Repeat the full text about Winston Scott word for word.

__Document passage__.
┌──
Winston Scott

The Supreme Court of Virginia affirmed what Winston Scott has been saying for 43 years and what DNA evidence now proves: that he is innocent of the 1975 Fairfax County rape for which he was convicted.

On July 24, 1975, a Reston woman was raped by a stranger in her apartment. Police collected her jeans, which had semen from the perpetrator on them, for testing that could determine the perpetrator’s blood type. In addition, the victim worked with police to put together a composite sketch of her attacker.

Winston, then 19 years old, became a suspect when a friend of his brother’s saw the composite and believed it looked like Winston. The victim identified him, but initial serology tests performed by the Virginia Department of Forensic Science (DFS) concluded that the perpetrator and Winston had different blood types. Subsequent retesting of the same item placed Winston within the category of people who could have committed the crime. He was convicted in 1976 based almost entirely on the victim’s identification and sentenced to 14 years in prison.

Although Winston was released on parole in 1981, the rape conviction continued to haunt him. In December 2016, he received word from DFS that evidence in his case had been saved at the lab and that DNA testing was being conducted on the evidence as part of a project that performed DNA testing in hundreds of old cases. The letter invited him to submit a DNA sample so his DNA could be compared to the DNA in the case file.

Winston immediately contacted the Mid-Atlantic Innocence Project (MAIP), which has been representing him since then. The DNA testing proved his innocence and excluded the victim’s ex-boyfriend from the time of the crime. Based on those results, in 2017, MAIP filed a Writ of Actual Innocence in the Virginia Supreme Court.
└──
__Stored data entries__.
┌──
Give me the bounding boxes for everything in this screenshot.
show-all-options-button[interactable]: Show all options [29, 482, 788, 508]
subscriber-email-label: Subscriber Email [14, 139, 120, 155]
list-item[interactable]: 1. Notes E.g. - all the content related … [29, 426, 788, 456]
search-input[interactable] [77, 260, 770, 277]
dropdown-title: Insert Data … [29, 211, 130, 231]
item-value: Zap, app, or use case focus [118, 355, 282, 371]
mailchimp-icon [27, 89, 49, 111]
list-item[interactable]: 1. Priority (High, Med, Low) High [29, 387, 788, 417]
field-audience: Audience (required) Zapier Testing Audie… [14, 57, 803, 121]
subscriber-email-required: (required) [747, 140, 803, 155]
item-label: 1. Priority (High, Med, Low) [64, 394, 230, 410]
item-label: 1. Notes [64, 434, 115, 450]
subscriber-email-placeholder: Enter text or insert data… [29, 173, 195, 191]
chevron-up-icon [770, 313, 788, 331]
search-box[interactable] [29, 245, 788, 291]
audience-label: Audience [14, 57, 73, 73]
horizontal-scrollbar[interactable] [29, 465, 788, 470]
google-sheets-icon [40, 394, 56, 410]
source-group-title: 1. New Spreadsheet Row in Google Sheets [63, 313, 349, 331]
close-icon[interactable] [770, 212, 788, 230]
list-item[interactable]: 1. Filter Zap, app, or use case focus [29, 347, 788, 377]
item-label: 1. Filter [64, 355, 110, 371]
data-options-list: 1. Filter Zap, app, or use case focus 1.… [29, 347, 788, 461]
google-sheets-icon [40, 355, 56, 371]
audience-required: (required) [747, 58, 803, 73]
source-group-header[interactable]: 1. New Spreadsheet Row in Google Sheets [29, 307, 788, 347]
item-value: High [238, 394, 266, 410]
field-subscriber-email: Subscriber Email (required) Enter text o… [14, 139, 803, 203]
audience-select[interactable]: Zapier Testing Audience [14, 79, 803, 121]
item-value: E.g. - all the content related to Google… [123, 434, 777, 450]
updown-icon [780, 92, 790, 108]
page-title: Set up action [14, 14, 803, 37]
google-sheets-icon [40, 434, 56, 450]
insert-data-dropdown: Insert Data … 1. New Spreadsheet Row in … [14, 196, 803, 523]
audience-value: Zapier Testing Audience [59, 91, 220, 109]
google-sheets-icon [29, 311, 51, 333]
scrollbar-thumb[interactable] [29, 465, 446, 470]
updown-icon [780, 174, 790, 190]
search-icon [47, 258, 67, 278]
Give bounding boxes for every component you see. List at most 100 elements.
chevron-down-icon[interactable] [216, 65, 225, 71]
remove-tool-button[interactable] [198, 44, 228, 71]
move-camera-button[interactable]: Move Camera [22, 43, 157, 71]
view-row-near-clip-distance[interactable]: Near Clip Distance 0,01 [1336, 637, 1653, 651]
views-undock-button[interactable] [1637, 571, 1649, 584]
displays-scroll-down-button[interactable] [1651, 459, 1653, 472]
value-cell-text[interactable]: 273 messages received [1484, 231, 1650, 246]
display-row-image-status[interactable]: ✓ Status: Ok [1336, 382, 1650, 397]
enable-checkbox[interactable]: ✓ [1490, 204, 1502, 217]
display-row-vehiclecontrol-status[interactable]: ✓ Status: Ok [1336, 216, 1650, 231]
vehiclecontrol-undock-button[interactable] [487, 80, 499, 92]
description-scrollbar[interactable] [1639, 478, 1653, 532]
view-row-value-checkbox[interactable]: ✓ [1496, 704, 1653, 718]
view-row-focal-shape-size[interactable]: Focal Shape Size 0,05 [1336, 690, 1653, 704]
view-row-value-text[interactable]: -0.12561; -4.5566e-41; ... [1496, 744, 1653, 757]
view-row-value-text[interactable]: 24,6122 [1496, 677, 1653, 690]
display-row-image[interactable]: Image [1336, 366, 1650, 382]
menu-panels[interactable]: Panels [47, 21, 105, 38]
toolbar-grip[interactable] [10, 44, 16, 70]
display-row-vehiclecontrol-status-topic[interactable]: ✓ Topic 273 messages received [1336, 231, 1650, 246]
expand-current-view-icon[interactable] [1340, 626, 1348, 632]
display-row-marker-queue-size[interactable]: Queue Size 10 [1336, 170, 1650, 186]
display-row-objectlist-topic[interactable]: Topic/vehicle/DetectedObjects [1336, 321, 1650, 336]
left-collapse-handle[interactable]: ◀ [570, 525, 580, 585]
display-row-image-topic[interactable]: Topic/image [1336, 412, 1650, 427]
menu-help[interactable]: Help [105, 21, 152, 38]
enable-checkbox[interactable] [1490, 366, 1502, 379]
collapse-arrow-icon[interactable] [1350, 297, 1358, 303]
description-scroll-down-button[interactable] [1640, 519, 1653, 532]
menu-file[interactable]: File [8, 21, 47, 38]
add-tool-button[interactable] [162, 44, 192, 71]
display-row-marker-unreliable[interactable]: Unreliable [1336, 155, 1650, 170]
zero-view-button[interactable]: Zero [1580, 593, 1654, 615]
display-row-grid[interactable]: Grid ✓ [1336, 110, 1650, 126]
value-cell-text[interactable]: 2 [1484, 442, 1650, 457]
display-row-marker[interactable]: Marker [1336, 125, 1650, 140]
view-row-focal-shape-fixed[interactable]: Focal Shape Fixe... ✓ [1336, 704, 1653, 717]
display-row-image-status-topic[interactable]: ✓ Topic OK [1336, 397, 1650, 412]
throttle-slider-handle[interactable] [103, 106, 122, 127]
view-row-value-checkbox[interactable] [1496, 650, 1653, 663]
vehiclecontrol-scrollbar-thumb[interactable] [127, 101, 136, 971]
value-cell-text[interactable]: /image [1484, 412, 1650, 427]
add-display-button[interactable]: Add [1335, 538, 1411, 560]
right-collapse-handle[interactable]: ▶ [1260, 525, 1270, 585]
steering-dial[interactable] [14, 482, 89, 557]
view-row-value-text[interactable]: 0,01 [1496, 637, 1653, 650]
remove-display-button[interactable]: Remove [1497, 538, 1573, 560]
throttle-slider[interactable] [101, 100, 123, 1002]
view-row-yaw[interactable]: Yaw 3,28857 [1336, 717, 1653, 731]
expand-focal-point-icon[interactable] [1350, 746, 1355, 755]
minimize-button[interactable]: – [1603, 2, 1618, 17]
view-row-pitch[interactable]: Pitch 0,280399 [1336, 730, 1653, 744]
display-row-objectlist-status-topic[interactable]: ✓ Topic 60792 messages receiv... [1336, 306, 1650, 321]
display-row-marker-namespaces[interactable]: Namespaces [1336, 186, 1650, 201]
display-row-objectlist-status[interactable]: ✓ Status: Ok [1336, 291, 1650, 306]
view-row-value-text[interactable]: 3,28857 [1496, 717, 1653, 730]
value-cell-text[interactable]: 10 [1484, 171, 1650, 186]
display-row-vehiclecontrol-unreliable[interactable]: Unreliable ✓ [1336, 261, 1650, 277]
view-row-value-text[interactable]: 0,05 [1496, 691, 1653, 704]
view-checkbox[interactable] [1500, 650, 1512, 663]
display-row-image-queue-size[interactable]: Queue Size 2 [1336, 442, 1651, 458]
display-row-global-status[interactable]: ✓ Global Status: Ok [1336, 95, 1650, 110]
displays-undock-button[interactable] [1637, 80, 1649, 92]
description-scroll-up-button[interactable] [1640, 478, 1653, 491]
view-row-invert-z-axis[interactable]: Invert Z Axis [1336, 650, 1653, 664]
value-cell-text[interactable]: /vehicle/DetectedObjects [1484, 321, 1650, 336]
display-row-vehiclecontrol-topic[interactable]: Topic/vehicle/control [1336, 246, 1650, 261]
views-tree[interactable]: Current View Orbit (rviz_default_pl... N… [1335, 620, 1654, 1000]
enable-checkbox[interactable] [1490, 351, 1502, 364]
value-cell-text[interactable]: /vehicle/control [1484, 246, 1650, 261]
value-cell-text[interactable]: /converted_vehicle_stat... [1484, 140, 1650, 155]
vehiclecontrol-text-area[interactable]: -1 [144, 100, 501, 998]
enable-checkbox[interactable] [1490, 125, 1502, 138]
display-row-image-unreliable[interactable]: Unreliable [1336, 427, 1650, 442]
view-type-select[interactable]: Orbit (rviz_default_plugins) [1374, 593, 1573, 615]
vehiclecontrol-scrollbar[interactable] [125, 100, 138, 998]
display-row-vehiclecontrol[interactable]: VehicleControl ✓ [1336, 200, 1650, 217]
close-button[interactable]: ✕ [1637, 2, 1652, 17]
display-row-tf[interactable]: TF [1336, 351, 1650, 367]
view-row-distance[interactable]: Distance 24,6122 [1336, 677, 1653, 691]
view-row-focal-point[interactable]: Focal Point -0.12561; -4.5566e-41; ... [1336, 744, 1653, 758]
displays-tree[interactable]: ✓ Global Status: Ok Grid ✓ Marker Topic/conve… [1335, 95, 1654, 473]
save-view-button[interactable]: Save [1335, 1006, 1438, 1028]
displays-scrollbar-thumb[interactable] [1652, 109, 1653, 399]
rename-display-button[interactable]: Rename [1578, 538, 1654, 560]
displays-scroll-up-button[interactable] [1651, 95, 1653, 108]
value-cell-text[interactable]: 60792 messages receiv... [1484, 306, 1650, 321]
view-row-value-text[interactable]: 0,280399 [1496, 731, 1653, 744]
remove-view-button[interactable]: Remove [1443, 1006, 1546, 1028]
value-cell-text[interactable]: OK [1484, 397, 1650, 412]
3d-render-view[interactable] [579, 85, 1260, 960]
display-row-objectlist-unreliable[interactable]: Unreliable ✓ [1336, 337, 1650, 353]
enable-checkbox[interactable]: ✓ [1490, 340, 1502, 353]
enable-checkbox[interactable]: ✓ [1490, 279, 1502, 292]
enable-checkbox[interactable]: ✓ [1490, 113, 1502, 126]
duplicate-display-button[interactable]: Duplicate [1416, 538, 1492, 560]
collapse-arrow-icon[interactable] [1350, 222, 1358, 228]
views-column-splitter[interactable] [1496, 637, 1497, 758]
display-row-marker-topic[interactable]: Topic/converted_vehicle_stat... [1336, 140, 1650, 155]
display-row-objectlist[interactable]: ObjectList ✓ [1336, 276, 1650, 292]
└──
__Answer__.
Winston Scott

The Supreme Court of Virginia affirmed what Winston Scott has been saying for 43 years and what DNA evidence now proves: that he is innocent of the 1975 Fairfax County rape for which he was convicted.

On July 24, 1975, a Reston woman was raped by a stranger in her apartment. Police collected her jeans, which had semen from the perpetrator on them, for testing that could determine the perpetrator’s blood type. In addition, the victim worked with police to put together a composite sketch of her attacker.

Winston, then 19 years old, became a suspect when a friend of his brother’s saw the composite and believed it looked like Winston. The victim identified him, but initial serology tests performed by the Virginia Department of Forensic Science (DFS) concluded that the perpetrator and Winston had different blood types. Subsequent retesting of the same item placed Winston within the category of people who could have committed the crime. He was convicted in 1976 based almost entirely on the victim’s identification and sentenced to 14 years in prison.

Although Winston was released on parole in 1981, the rape conviction continued to haunt him. In December 2016, he received word from DFS that evidence in his case had been saved at the lab and that DNA testing was being conducted on the evidence as part of a project that performed DNA testing in hundreds of old cases. The letter invited him to submit a DNA sample so his DNA could be compared to the DNA in the case file.

Winston immediately contacted the Mid-Atlantic Innocence Project (MAIP), which has been representing him since then. The DNA testing proved his innocence and excluded the victim’s ex-boyfriend from the time of the crime. Based on those results, in 2017, MAIP filed a Writ of Actual Innocence in the Virginia Supreme Court.